[Collected data entries]
** START **

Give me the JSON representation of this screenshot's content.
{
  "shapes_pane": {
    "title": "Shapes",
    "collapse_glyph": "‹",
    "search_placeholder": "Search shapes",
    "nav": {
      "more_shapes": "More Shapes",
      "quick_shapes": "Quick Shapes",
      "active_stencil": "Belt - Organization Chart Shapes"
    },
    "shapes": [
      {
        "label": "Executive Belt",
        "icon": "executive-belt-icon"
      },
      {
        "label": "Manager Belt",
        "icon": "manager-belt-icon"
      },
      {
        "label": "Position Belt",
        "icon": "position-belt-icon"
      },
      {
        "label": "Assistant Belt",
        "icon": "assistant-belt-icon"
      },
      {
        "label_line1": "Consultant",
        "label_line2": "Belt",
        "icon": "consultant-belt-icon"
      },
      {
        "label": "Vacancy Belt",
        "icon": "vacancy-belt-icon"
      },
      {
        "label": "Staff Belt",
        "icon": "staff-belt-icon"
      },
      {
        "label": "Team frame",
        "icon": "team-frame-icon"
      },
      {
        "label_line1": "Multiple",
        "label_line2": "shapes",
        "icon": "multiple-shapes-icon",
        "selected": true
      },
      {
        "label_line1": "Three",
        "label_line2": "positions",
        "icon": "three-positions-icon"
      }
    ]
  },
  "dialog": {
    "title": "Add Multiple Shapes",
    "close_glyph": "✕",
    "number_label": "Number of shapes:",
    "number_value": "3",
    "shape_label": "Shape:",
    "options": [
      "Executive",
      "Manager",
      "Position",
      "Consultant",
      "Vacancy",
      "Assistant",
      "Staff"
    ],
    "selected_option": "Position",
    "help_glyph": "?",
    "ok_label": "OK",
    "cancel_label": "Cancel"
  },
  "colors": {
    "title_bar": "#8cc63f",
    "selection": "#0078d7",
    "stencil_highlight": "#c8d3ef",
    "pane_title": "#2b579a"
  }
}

** END **

> **DIRECTIONS FOR THIS TASK**:
Return all of the data exactly as it reads.

> **ANSWER TO THE PROBLEM**:
Give me the JSON representation of this screenshot's content.
{
  "shapes_pane": {
    "title": "Shapes",
    "collapse_glyph": "‹",
    "search_placeholder": "Search shapes",
    "nav": {
      "more_shapes": "More Shapes",
      "quick_shapes": "Quick Shapes",
      "active_stencil": "Belt - Organization Chart Shapes"
    },
    "shapes": [
      {
        "label": "Executive Belt",
        "icon": "executive-belt-icon"
      },
      {
        "label": "Manager Belt",
        "icon": "manager-belt-icon"
      },
      {
        "label": "Position Belt",
        "icon": "position-belt-icon"
      },
      {
        "label": "Assistant Belt",
        "icon": "assistant-belt-icon"
      },
      {
        "label_line1": "Consultant",
        "label_line2": "Belt",
        "icon": "consultant-belt-icon"
      },
      {
        "label": "Vacancy Belt",
        "icon": "vacancy-belt-icon"
      },
      {
        "label": "Staff Belt",
        "icon": "staff-belt-icon"
      },
      {
        "label": "Team frame",
        "icon": "team-frame-icon"
      },
      {
        "label_line1": "Multiple",
        "label_line2": "shapes",
        "icon": "multiple-shapes-icon",
        "selected": true
      },
      {
        "label_line1": "Three",
        "label_line2": "positions",
        "icon": "three-positions-icon"
      }
    ]
  },
  "dialog": {
    "title": "Add Multiple Shapes",
    "close_glyph": "✕",
    "number_label": "Number of shapes:",
    "number_value": "3",
    "shape_label": "Shape:",
    "options": [
      "Executive",
      "Manager",
      "Position",
      "Consultant",
      "Vacancy",
      "Assistant",
      "Staff"
    ],
    "selected_option": "Position",
    "help_glyph": "?",
    "ok_label": "OK",
    "cancel_label": "Cancel"
  },
  "colors": {
    "title_bar": "#8cc63f",
    "selection": "#0078d7",
    "stencil_highlight": "#c8d3ef",
    "pane_title": "#2b579a"
  }
}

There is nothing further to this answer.